Show all lines holding the string "JSON".
-- begin Entries provided --
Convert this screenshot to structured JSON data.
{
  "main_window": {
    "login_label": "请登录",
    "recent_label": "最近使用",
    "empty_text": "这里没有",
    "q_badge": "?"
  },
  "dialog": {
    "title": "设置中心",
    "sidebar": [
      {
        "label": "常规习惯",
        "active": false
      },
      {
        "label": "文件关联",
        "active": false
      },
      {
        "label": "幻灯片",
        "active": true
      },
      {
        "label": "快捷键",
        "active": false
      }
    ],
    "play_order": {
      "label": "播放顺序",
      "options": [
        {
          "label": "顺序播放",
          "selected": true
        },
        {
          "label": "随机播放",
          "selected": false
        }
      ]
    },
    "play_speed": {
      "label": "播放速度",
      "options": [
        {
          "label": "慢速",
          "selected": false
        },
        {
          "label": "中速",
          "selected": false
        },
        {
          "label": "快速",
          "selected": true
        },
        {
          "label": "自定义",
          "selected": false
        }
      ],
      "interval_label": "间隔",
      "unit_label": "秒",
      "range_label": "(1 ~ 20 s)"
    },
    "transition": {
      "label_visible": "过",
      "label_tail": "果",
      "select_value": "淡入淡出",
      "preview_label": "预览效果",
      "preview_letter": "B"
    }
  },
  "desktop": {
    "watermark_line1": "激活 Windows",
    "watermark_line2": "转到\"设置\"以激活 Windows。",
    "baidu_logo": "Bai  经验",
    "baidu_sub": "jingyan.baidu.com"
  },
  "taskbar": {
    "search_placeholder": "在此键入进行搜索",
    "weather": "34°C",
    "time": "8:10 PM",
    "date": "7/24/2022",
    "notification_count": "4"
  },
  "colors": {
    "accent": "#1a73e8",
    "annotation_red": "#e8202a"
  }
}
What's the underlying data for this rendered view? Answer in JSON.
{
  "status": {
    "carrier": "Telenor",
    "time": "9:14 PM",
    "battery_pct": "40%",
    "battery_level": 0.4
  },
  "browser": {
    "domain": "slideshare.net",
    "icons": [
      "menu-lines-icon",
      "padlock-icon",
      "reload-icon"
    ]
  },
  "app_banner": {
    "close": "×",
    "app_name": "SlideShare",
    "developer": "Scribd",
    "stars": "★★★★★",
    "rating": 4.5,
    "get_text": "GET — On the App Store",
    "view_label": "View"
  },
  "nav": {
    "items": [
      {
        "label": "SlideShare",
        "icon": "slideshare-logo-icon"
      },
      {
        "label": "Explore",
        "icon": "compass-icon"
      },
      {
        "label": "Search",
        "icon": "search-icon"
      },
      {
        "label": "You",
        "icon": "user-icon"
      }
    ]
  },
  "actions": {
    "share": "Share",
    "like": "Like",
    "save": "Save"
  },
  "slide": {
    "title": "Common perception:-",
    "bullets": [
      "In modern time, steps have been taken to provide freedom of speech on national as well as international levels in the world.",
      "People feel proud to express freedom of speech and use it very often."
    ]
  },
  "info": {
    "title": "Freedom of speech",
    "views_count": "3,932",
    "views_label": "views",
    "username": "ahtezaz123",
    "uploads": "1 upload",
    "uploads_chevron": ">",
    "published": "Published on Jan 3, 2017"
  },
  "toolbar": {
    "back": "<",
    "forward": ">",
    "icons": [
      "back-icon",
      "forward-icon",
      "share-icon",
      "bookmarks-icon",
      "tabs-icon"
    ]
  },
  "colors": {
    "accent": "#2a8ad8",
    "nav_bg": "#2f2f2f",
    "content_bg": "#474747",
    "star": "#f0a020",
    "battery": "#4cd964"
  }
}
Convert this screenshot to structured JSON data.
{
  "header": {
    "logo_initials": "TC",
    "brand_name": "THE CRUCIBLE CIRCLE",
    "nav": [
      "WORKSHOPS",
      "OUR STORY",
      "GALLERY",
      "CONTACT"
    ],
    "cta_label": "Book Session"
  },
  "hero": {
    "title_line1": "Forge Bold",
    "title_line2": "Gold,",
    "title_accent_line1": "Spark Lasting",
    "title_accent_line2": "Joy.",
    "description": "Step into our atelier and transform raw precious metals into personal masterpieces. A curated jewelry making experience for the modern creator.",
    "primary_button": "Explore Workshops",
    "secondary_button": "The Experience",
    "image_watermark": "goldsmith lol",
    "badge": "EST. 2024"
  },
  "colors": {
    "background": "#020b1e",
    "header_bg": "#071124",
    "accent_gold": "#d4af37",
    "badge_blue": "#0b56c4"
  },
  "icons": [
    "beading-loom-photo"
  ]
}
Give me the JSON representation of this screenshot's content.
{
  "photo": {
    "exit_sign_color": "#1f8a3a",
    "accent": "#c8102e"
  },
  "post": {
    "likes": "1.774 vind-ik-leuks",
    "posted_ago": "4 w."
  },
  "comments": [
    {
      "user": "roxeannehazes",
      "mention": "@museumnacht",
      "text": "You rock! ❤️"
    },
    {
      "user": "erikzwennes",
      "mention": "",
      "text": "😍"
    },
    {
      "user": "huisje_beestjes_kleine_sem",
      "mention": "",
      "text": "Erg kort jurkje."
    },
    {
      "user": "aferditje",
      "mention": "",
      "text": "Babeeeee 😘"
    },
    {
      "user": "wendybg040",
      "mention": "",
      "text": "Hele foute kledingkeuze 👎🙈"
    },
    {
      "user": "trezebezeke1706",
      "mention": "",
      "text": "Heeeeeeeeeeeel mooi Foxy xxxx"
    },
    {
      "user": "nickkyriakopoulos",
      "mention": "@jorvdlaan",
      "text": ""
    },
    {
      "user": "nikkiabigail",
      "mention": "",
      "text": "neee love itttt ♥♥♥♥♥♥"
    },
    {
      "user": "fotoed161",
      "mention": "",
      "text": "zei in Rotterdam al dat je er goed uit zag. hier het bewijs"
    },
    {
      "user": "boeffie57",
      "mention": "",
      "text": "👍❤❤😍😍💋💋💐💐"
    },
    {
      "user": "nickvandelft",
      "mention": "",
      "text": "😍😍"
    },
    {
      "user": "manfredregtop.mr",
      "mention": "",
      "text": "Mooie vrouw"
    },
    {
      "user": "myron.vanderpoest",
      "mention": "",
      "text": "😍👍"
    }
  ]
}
-- end Entries provided --
## Exercise output
Convert this screenshot to structured JSON data.
What's the underlying data for this rendered view? Answer in JSON.
Convert this screenshot to structured JSON data.
Give me the JSON representation of this screenshot's content.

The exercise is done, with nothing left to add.